Document layout analysis data
[Start of Attachment]
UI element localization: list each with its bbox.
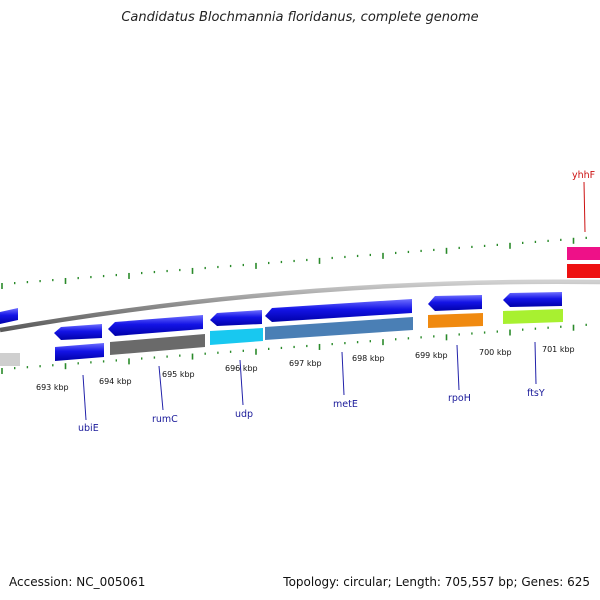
kbp-label: 700 kbp	[479, 348, 512, 357]
forward-gene-track	[0, 292, 562, 340]
outer-tick-ring	[1, 236, 587, 289]
kbp-label: 701 kbp	[542, 345, 575, 354]
genome-summary-text: Topology: circular; Length: 705,557 bp; …	[283, 575, 590, 589]
kbp-scale-labels: 693 kbp 694 kbp 695 kbp 696 kbp 697 kbp …	[36, 345, 575, 392]
leader-line-metE	[341, 351, 345, 396]
kbp-label: 696 kbp	[225, 364, 258, 373]
kbp-label: 695 kbp	[162, 370, 195, 379]
feature-ftsY[interactable]	[503, 309, 563, 324]
gene-arrow-rumC[interactable]	[108, 315, 203, 336]
genome-backbone	[0, 279, 600, 333]
feature-yhhF-pink[interactable]	[567, 247, 600, 260]
gene-arrow-rpoH[interactable]	[428, 295, 482, 311]
gene-label-lines	[82, 181, 586, 421]
gene-arrow-ftsY[interactable]	[503, 292, 562, 307]
leader-line-yhhF	[583, 181, 586, 233]
map-title: Candidatus Blochmannia floridanus, compl…	[121, 10, 479, 25]
accession-text: Accession: NC_005061	[9, 575, 146, 589]
inner-tick-ring	[1, 323, 587, 374]
kbp-label: 694 kbp	[99, 377, 132, 386]
kbp-label: 699 kbp	[415, 351, 448, 360]
feature-udp[interactable]	[210, 328, 263, 345]
gene-arrow-ubiE[interactable]	[54, 324, 102, 340]
leader-line-ubiE	[82, 374, 87, 421]
feature-rumC[interactable]	[110, 334, 205, 355]
kbp-label: 697 kbp	[289, 359, 322, 368]
feature-partial-left[interactable]	[0, 353, 20, 366]
feature-rpoH[interactable]	[428, 313, 483, 328]
leader-line-udp	[239, 359, 244, 406]
gene-label-rumC[interactable]: rumC	[152, 414, 178, 425]
gene-label-yhhF[interactable]: yhhF	[572, 170, 595, 181]
gene-label-metE[interactable]: metE	[333, 399, 358, 410]
gene-label-rpoH[interactable]: rpoH	[448, 393, 471, 404]
leader-line-rumC	[158, 365, 164, 411]
gene-label-ubiE[interactable]: ubiE	[78, 423, 99, 434]
leader-line-ftsY	[534, 341, 537, 385]
feature-metE[interactable]	[265, 317, 413, 340]
gene-label-udp[interactable]: udp	[235, 409, 253, 420]
cog-feature-track	[0, 247, 600, 366]
gene-arrow-partial-left[interactable]	[0, 308, 18, 324]
gene-arrow-udp[interactable]	[210, 310, 262, 326]
gene-label-ftsY[interactable]: ftsY	[527, 388, 545, 399]
gene-labels: ubiE rumC udp metE rpoH ftsY yhhF	[78, 170, 595, 434]
feature-ubiE[interactable]	[55, 343, 104, 361]
leader-line-rpoH	[456, 344, 460, 391]
kbp-label: 698 kbp	[352, 354, 385, 363]
feature-yhhF-red[interactable]	[567, 264, 600, 278]
gene-arrow-metE[interactable]	[265, 299, 412, 322]
kbp-label: 693 kbp	[36, 383, 69, 392]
[End of Attachment]
Word-for-word copy, no pictures: write out the entries above in full.

### Answer to the problem
UI element localization: list each with its bbox.
kbp-label: 700 kbp	[479, 348, 512, 357]
forward-gene-track	[0, 292, 562, 340]
outer-tick-ring	[1, 236, 587, 289]
kbp-label: 701 kbp	[542, 345, 575, 354]
genome-summary-text: Topology: circular; Length: 705,557 bp; …	[283, 575, 590, 589]
kbp-scale-labels: 693 kbp 694 kbp 695 kbp 696 kbp 697 kbp …	[36, 345, 575, 392]
leader-line-metE	[341, 351, 345, 396]
kbp-label: 696 kbp	[225, 364, 258, 373]
kbp-label: 695 kbp	[162, 370, 195, 379]
feature-ftsY[interactable]	[503, 309, 563, 324]
gene-arrow-rumC[interactable]	[108, 315, 203, 336]
genome-backbone	[0, 279, 600, 333]
feature-yhhF-pink[interactable]	[567, 247, 600, 260]
gene-arrow-rpoH[interactable]	[428, 295, 482, 311]
gene-label-lines	[82, 181, 586, 421]
gene-arrow-ftsY[interactable]	[503, 292, 562, 307]
leader-line-yhhF	[583, 181, 586, 233]
map-title: Candidatus Blochmannia floridanus, compl…	[121, 10, 479, 25]
accession-text: Accession: NC_005061	[9, 575, 146, 589]
inner-tick-ring	[1, 323, 587, 374]
kbp-label: 694 kbp	[99, 377, 132, 386]
kbp-label: 699 kbp	[415, 351, 448, 360]
feature-udp[interactable]	[210, 328, 263, 345]
gene-arrow-ubiE[interactable]	[54, 324, 102, 340]
leader-line-ubiE	[82, 374, 87, 421]
feature-rumC[interactable]	[110, 334, 205, 355]
kbp-label: 697 kbp	[289, 359, 322, 368]
feature-partial-left[interactable]	[0, 353, 20, 366]
feature-rpoH[interactable]	[428, 313, 483, 328]
leader-line-udp	[239, 359, 244, 406]
gene-label-rumC[interactable]: rumC	[152, 414, 178, 425]
gene-label-yhhF[interactable]: yhhF	[572, 170, 595, 181]
gene-label-metE[interactable]: metE	[333, 399, 358, 410]
gene-label-rpoH[interactable]: rpoH	[448, 393, 471, 404]
leader-line-rumC	[158, 365, 164, 411]
gene-label-ubiE[interactable]: ubiE	[78, 423, 99, 434]
leader-line-ftsY	[534, 341, 537, 385]
feature-metE[interactable]	[265, 317, 413, 340]
gene-label-udp[interactable]: udp	[235, 409, 253, 420]
cog-feature-track	[0, 247, 600, 366]
gene-arrow-partial-left[interactable]	[0, 308, 18, 324]
gene-arrow-udp[interactable]	[210, 310, 262, 326]
gene-label-ftsY[interactable]: ftsY	[527, 388, 545, 399]
gene-labels: ubiE rumC udp metE rpoH ftsY yhhF	[78, 170, 595, 434]
feature-ubiE[interactable]	[55, 343, 104, 361]
leader-line-rpoH	[456, 344, 460, 391]
kbp-label: 698 kbp	[352, 354, 385, 363]
feature-yhhF-red[interactable]	[567, 264, 600, 278]
gene-arrow-metE[interactable]	[265, 299, 412, 322]
kbp-label: 693 kbp	[36, 383, 69, 392]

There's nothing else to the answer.